::: DATA LISTING :::

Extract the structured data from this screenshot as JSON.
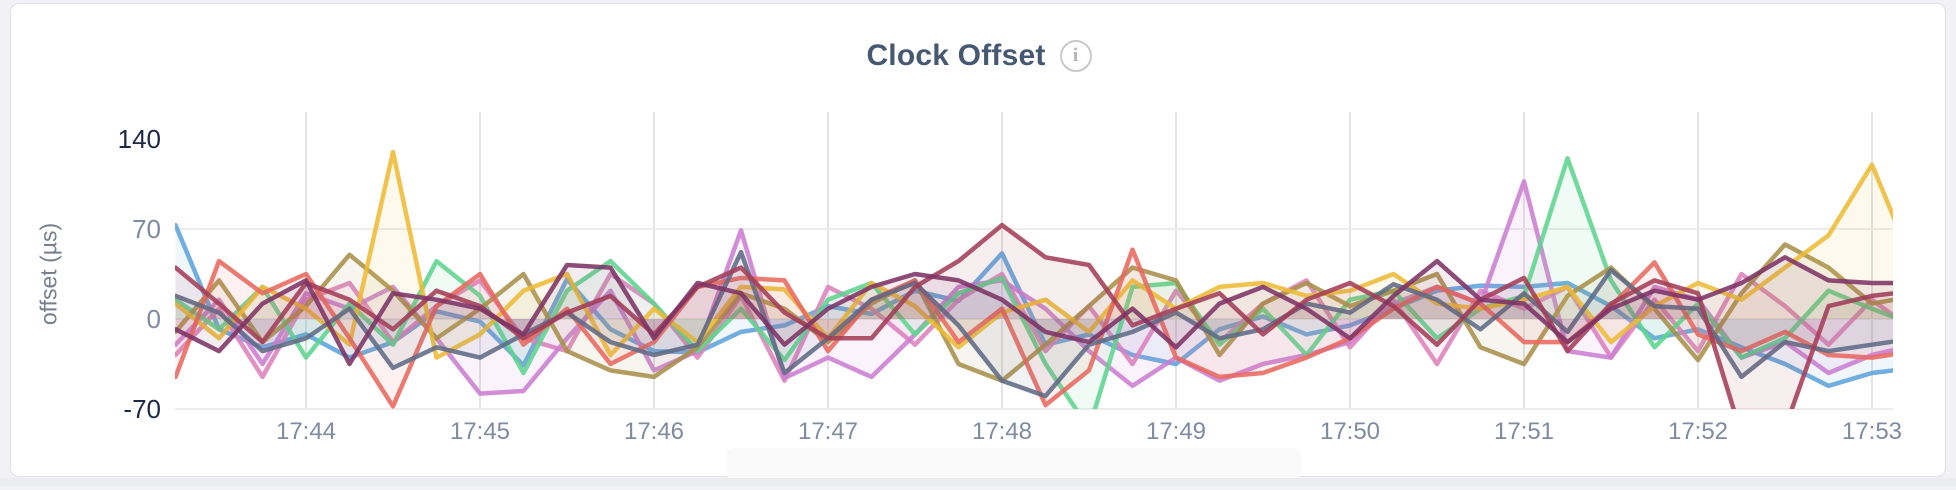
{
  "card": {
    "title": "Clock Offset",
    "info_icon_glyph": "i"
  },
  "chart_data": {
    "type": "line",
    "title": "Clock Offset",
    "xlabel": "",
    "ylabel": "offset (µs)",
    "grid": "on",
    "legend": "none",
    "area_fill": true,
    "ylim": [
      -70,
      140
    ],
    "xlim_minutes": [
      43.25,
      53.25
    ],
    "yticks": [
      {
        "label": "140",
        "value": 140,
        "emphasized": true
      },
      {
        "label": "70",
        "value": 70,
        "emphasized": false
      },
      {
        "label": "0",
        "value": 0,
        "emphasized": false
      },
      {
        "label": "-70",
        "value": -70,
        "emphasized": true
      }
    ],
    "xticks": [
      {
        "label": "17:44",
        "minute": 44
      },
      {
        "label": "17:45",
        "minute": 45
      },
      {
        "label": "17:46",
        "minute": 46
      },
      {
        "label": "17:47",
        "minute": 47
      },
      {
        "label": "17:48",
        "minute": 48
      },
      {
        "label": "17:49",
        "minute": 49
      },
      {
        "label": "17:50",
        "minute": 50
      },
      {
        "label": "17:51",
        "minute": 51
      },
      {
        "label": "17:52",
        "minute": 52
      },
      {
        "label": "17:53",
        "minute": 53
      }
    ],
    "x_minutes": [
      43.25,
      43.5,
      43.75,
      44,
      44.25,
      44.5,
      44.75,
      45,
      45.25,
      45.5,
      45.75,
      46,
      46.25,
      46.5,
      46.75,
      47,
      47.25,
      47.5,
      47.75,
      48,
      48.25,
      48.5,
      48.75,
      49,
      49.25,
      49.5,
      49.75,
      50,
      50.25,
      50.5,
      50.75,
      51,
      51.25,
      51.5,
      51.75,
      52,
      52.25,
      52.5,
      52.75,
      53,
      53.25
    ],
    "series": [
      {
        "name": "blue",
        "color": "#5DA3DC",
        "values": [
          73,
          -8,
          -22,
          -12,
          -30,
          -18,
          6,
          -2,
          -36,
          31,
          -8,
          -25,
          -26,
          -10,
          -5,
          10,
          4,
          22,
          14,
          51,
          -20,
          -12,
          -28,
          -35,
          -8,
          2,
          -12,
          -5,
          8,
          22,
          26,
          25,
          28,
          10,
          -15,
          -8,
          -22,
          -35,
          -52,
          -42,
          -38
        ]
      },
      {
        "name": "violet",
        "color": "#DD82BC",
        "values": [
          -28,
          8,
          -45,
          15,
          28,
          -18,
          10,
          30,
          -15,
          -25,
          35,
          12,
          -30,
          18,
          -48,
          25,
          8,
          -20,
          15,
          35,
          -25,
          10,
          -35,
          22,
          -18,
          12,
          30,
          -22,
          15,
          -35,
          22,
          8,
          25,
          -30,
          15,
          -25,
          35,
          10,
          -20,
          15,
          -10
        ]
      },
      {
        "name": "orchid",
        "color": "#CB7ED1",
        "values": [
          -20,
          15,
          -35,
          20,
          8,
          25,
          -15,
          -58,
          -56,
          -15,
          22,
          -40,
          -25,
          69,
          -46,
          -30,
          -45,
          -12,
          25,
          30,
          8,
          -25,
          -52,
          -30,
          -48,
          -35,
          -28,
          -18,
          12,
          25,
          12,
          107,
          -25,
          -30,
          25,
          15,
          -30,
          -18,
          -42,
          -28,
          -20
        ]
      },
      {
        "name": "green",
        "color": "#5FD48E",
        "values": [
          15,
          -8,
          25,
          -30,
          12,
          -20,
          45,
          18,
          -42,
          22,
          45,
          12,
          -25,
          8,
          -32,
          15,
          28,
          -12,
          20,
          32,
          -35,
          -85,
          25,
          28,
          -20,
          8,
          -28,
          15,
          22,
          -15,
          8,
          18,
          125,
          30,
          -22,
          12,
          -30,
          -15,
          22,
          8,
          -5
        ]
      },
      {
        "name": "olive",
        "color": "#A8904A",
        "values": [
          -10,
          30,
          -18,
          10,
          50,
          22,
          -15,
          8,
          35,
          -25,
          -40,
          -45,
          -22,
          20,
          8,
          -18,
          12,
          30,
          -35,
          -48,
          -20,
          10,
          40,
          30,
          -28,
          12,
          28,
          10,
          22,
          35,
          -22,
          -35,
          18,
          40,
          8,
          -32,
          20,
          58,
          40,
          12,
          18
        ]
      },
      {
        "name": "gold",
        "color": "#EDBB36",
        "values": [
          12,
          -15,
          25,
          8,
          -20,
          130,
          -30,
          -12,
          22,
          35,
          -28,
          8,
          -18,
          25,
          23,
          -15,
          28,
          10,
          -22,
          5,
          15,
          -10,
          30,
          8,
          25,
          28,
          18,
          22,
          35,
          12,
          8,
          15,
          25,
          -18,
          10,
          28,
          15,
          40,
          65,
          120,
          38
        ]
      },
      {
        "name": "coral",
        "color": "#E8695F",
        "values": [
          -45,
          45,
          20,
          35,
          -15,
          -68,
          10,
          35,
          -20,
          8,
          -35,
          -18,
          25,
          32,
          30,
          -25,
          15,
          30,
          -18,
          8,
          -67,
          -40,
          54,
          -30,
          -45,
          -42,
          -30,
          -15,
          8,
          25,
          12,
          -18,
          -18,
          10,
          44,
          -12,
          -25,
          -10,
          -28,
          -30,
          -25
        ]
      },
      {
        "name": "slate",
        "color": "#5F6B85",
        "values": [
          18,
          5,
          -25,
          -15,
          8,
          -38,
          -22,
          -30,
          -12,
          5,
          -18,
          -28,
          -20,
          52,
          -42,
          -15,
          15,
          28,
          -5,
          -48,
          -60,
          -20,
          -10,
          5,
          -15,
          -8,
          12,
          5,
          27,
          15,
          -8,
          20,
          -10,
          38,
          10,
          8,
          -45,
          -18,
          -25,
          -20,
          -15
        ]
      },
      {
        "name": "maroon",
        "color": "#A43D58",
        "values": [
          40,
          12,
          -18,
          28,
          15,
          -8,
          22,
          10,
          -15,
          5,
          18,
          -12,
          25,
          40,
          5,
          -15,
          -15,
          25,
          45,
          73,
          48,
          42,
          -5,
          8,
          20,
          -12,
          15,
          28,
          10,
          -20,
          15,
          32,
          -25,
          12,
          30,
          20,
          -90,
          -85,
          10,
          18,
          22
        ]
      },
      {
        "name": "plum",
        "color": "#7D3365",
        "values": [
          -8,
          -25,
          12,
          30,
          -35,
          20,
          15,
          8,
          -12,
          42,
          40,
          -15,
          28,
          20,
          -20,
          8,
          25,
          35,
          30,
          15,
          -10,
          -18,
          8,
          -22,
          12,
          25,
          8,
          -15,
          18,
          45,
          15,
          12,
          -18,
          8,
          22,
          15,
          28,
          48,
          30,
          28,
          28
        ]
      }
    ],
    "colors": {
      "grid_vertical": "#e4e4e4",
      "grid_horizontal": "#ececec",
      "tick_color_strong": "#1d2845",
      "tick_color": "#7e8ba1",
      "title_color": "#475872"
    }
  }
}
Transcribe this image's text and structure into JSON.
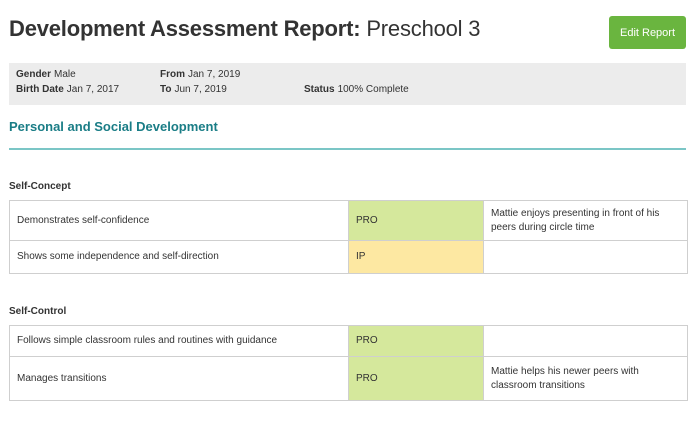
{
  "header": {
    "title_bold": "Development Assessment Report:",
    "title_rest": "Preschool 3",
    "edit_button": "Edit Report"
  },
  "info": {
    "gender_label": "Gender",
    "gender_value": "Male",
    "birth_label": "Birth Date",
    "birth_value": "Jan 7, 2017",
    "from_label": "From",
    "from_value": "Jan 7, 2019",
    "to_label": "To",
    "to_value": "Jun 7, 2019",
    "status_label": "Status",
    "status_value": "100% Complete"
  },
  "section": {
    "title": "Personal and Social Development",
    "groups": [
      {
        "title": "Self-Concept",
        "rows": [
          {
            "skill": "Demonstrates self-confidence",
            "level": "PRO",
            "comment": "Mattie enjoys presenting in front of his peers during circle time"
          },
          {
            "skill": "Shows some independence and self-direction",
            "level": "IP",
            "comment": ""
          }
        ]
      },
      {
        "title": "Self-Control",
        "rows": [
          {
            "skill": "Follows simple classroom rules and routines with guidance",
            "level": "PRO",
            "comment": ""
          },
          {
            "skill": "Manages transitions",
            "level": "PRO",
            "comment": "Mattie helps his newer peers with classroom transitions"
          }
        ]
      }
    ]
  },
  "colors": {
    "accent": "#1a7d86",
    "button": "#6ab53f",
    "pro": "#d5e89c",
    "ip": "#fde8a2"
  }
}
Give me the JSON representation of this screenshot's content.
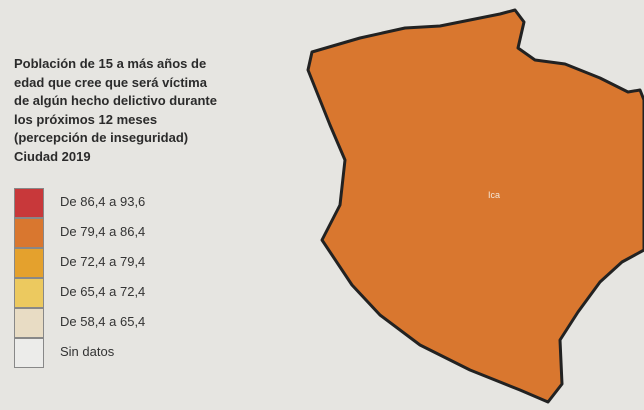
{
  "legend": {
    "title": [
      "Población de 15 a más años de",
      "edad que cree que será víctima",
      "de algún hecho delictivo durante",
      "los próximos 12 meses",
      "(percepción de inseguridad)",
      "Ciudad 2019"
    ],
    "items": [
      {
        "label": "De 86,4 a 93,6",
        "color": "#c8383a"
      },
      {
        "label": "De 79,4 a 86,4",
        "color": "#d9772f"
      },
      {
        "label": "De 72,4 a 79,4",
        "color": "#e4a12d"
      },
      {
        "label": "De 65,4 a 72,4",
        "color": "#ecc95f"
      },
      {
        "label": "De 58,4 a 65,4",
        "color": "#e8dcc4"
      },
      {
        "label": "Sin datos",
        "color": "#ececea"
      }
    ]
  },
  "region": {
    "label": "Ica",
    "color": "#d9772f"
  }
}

:::

## GOAL OF THE EXERCISE
Extract, from the listing above, every line where the string "Report" occurs.

## TASK RESPONSE
    "title_bold": "Development Assessment Report:",
    "edit_button": "Edit Report"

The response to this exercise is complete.